(What needs to be done):
Gather every line of the entries that includes the word "image".

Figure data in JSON
#####

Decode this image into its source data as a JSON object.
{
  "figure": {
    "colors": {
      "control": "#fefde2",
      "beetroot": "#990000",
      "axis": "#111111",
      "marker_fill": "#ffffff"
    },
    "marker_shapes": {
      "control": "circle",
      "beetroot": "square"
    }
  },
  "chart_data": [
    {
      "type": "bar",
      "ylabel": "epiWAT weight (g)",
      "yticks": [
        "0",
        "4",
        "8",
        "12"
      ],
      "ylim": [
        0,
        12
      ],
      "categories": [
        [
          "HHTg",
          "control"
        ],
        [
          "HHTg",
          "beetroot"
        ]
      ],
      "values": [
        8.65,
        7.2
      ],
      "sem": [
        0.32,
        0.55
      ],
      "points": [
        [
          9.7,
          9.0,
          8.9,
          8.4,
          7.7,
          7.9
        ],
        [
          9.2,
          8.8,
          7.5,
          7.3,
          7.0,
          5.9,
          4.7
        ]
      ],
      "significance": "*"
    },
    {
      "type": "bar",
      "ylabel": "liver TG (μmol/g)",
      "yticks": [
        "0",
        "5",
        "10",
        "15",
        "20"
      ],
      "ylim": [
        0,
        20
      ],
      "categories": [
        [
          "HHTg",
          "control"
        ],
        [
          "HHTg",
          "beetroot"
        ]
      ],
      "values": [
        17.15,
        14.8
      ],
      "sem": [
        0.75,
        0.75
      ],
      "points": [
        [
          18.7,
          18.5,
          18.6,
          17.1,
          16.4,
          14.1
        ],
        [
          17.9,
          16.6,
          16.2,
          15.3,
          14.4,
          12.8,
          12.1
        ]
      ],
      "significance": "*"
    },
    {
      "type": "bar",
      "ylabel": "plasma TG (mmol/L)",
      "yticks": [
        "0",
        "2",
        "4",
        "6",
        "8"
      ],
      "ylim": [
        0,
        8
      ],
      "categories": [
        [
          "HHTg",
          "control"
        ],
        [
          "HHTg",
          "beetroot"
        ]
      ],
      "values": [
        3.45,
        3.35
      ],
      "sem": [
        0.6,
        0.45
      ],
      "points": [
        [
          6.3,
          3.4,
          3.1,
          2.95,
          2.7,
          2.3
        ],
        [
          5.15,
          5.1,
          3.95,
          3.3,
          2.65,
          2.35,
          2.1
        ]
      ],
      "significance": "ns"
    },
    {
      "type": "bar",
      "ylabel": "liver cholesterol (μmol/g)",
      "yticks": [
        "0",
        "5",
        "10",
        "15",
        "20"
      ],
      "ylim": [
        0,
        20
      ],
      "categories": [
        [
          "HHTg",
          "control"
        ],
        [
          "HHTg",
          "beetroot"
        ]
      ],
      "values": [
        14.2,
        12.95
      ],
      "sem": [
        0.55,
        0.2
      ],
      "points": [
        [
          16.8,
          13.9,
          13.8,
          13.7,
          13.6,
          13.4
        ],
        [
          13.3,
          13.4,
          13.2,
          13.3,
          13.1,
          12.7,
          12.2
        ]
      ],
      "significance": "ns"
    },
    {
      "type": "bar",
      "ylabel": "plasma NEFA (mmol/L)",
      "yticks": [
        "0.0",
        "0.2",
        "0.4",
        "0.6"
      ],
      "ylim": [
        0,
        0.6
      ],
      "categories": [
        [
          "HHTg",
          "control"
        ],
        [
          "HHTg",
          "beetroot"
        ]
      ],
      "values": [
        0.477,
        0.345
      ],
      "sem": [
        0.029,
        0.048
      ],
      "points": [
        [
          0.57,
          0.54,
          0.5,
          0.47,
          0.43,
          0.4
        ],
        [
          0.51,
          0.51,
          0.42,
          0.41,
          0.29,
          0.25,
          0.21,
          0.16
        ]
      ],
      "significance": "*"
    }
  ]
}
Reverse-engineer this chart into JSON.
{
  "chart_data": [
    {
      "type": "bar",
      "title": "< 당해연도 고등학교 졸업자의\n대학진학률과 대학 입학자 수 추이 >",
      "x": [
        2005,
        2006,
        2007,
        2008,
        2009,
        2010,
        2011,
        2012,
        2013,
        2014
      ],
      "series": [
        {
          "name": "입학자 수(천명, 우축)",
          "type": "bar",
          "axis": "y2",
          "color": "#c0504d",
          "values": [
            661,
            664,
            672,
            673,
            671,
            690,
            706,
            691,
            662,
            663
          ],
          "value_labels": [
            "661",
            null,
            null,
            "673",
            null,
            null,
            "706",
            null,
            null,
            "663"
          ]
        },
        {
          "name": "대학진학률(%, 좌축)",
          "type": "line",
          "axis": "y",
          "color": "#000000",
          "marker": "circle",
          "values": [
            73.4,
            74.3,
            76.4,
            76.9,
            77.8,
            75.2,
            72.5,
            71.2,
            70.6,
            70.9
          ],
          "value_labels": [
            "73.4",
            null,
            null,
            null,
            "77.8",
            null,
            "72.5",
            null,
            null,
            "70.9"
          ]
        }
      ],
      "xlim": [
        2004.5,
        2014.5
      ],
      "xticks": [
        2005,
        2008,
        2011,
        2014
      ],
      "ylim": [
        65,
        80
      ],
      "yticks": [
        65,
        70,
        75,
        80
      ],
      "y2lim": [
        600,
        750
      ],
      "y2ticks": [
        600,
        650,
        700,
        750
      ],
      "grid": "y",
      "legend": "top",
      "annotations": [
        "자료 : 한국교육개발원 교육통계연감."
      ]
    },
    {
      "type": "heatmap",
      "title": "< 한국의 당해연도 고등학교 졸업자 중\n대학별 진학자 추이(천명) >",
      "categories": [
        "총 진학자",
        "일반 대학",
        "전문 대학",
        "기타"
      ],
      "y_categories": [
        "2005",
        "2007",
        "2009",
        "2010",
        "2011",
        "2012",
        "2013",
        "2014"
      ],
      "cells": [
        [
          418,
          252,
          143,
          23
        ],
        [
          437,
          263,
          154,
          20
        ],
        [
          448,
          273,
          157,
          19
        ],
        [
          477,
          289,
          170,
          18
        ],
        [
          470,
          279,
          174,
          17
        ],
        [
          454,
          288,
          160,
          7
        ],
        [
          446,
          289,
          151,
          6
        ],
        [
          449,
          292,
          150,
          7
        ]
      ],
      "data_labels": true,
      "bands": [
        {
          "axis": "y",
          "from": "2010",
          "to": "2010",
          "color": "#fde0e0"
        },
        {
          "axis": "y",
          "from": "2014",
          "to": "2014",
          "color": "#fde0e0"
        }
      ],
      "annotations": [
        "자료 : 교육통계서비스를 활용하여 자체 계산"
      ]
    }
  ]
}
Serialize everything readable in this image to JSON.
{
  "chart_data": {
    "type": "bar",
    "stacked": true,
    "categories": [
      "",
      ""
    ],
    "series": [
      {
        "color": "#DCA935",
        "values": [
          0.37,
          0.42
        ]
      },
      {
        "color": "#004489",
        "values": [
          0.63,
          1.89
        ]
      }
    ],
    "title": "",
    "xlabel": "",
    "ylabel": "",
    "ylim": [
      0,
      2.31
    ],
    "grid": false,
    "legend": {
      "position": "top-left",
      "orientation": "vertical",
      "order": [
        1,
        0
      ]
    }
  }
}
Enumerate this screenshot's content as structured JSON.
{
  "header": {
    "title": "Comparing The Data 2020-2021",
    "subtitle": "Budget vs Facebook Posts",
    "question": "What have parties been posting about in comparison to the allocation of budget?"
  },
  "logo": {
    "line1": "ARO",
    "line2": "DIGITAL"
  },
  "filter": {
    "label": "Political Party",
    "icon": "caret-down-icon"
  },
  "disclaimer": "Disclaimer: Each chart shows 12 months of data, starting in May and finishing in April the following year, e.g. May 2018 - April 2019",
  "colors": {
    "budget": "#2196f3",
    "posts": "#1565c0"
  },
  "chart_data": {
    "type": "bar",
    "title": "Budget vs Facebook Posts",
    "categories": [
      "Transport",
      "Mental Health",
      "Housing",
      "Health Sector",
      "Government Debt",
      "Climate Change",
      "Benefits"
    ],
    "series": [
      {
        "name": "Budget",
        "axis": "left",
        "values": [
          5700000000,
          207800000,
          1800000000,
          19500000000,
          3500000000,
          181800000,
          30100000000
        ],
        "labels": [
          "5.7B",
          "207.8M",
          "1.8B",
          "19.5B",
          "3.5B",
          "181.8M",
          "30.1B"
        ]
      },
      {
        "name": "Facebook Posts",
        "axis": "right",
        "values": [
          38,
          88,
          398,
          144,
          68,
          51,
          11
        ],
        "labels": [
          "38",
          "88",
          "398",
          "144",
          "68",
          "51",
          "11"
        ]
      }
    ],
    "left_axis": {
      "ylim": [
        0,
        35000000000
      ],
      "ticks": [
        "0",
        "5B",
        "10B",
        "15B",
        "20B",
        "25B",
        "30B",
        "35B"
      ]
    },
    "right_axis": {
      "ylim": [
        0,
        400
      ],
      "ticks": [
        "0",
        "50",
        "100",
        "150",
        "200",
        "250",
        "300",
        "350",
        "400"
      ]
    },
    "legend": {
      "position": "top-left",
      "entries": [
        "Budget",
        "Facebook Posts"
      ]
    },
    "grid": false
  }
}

#####

(The output):
Decode this image into its source data as a JSON object.
Serialize everything readable in this image to JSON.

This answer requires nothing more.